> _Short problem_
Recast the lines below, from the line containing "Patent image size: (867, 553)." through the line containing "The duct 11 is at (534, 363).", as a JSON list of strings with one string per line and blank lines omitted.

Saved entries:
%%
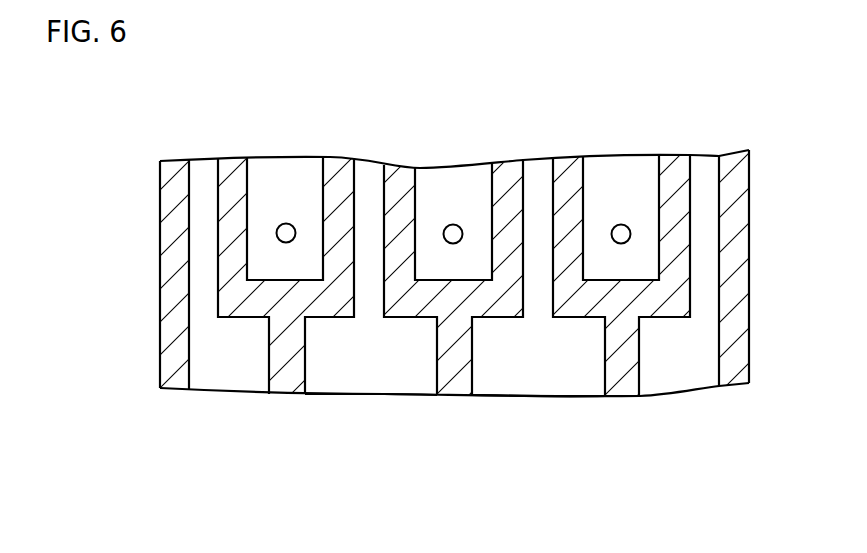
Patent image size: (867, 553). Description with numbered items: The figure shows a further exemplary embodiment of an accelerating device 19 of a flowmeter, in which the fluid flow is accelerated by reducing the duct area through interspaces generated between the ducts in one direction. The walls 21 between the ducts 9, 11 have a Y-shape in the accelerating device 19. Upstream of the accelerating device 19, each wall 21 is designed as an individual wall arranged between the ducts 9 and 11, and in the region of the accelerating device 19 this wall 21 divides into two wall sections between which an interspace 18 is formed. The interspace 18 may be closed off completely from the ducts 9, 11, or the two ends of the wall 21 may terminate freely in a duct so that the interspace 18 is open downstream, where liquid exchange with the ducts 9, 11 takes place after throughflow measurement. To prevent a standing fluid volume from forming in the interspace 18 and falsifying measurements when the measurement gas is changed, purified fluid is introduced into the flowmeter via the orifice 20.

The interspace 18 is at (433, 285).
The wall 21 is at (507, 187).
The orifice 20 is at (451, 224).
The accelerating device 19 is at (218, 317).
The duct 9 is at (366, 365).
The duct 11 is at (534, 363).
%%
%%
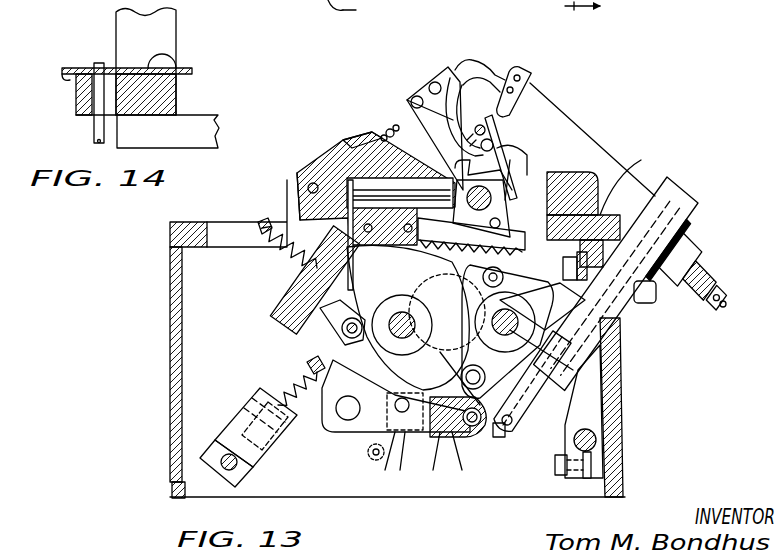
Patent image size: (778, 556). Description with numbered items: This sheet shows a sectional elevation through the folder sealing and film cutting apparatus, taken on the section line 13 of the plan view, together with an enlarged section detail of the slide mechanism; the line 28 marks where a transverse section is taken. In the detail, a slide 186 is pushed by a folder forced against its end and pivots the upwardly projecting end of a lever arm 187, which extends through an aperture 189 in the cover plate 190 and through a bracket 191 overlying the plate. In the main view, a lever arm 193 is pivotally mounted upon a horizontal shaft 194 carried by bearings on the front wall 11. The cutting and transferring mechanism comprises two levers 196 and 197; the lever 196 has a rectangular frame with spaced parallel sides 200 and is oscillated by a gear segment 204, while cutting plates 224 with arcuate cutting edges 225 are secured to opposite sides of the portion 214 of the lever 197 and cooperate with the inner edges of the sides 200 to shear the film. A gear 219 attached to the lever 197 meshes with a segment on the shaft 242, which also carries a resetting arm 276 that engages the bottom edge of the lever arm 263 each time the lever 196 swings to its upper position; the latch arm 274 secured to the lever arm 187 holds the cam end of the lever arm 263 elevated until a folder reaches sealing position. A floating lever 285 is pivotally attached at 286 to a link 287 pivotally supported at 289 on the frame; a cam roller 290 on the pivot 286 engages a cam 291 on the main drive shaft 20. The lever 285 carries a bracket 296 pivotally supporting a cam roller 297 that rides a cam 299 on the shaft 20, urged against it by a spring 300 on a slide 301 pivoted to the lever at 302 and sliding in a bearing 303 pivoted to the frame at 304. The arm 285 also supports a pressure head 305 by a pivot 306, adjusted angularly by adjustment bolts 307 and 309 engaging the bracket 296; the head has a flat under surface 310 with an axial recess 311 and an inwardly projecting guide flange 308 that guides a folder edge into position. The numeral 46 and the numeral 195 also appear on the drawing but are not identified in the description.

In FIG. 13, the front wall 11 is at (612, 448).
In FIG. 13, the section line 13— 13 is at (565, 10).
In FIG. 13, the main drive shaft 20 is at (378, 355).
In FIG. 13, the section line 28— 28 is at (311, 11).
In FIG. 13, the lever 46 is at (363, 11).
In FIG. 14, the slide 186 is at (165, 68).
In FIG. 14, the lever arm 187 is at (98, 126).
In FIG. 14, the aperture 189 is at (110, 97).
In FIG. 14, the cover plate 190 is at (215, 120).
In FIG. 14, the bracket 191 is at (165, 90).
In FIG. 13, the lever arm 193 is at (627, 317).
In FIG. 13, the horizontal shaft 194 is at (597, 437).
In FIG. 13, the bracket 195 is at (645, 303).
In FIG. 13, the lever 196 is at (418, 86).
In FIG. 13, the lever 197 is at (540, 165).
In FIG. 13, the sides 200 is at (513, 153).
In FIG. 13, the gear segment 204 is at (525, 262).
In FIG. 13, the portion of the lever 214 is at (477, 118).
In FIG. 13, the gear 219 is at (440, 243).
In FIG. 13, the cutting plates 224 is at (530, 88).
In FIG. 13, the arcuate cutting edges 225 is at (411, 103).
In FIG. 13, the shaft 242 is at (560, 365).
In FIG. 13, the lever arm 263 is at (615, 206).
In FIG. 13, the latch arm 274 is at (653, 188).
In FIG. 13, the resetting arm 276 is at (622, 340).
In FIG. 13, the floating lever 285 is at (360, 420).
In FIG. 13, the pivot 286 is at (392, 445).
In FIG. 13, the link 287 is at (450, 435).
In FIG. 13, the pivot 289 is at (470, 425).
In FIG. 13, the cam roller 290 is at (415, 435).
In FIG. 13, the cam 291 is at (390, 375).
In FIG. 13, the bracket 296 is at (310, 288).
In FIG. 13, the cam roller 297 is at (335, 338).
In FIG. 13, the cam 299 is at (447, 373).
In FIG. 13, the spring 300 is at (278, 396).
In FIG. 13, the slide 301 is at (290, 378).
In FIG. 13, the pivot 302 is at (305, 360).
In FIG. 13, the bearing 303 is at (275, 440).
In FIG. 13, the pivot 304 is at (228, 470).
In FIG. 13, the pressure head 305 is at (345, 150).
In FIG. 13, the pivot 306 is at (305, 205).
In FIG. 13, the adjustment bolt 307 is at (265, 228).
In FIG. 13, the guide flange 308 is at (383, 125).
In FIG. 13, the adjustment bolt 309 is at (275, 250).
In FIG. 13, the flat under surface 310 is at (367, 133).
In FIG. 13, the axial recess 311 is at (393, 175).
%%
> _Reply to the task_
[
  "Patent image size: (867, 553). Description with numbered items: The figure shows a further exemplary embodiment of an accelerating device 19 of a flowmeter, in which the fluid flow is accelerated by reducing the duct area through interspaces generated between the ducts in one direction. The walls 21 between the ducts 9, 11 have a Y-shape in the accelerating device 19. Upstream of the accelerating device 19, each wall 21 is designed as an individual wall arranged between the ducts 9 and 11, and in the region of the accelerating device 19 this wall 21 divides into two wall sections between which an interspace 18 is formed. The interspace 18 may be closed off completely from the ducts 9, 11, or the two ends of the wall 21 may terminate freely in a duct so that the interspace 18 is open downstream, where liquid exchange with the ducts 9, 11 takes place after throughflow measurement. To prevent a standing fluid volume from forming in the interspace 18 and falsifying measurements when the measurement gas is changed, purified fluid is introduced into the flowmeter via the orifice 20.",
  "The interspace 18 is at (433, 285).",
  "The wall 21 is at (507, 187).",
  "The orifice 20 is at (451, 224).",
  "The accelerating device 19 is at (218, 317).",
  "The duct 9 is at (366, 365).",
  "The duct 11 is at (534, 363)."
]